» Исходный текст:

Во время революции 1905 года многие пастыри считали своим христианским долгом защищать угнетенный народ. Войцех Коссак. Кровавое воскресенье в Петербурге 9 января 1905 года (фрагмент). 1905. Кировоградский художественный музей. Украина
В начале XX века часть клира государственной церкви определилась со своей партийной принадлежностью. Предпочтения были разные: трудовики, эсеры, кадеты, социал-демократы и др. Причем компромиссы на политической почве были затруднительны даже для духовенства, вошедшего в состав Государственной думы.
Для некоторых клириков поводом для осуждения власти были даже зарубежные события. В 1901 году Министерство внутренних дел констатировало, что священник Харьковской епархии Леонид Прядкин «в разговоре о событиях в Китае и Южной Африке позволил себе бранные выражения по отношению к священной особе государя императора» (РГИА. Ф. 797. Оп. 71. III отд. 5 ст. Д. 25. Л. 1). Прядкин не скрывал своего сочувствия бурам, сожалея, что Россия и другие крупные державы им не помогают: «Дураки они, что боятся Англии». За это и был сослан в Ахтырский монастырь.

Записи о границах элементов

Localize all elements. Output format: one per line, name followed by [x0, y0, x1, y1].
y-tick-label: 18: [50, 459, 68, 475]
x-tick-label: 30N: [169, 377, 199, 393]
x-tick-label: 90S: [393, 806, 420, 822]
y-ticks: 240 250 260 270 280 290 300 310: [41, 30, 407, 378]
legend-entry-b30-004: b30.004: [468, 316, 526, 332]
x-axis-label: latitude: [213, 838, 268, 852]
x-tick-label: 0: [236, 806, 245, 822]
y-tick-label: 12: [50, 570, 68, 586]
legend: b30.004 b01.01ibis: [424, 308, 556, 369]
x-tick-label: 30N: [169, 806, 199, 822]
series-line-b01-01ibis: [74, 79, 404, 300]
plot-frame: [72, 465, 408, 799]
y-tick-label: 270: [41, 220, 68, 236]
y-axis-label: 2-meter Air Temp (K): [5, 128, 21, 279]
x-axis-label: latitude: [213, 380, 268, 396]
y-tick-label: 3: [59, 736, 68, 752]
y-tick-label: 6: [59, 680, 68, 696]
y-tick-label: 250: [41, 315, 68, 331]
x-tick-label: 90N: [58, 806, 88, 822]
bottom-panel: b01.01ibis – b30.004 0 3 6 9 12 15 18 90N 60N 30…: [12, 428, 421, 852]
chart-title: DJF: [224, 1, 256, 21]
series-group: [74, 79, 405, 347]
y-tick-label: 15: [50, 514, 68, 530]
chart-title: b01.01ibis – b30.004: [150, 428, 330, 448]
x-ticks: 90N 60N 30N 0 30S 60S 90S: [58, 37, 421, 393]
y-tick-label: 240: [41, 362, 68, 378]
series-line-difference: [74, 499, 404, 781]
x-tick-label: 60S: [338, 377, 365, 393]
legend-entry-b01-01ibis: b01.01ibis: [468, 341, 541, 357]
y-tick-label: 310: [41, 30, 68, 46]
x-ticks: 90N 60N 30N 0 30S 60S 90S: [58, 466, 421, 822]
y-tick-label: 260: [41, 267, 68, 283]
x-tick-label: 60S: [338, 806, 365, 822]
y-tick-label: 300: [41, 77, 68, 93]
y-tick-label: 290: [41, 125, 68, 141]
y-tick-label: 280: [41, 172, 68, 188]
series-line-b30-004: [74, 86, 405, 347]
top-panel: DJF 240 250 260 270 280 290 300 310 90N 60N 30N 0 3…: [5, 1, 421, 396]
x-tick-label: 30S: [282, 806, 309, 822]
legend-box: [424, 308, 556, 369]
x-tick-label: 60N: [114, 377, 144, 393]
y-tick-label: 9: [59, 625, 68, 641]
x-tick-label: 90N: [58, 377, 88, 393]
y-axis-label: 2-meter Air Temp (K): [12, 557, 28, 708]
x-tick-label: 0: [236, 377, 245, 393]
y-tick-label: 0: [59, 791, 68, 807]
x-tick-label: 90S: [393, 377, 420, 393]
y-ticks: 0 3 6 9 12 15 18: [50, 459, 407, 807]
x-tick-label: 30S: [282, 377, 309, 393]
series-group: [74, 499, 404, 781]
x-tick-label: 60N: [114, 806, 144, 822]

» Задания:
**A.** Выпишите из текста о политических взглядах духовенства все партийные предпочтения клира, названные в нем поименно.
**B.** Продолжите текст о политических взглядах духовенства с того места, на котором он заканчивается.
Записи получены из другого источника.

» Ответы по порядку:
**A.** Трудовики, эсеры, кадеты, социал-демократы.

**B.**
Монашествующие тоже не оставались в стороне от политики. Так, в 1903 году иеродьякон Афанасий (Добромыслов) из Мещовского монастыря Калужской епархии заявил публично, что «на распоряжения нечестивых царей он плюет».
В ходе революции 1905–1907 годов страсти особенно накалились. Жертвы тогда были велики, и всюду служились панихиды «по убитым борцам за свободу».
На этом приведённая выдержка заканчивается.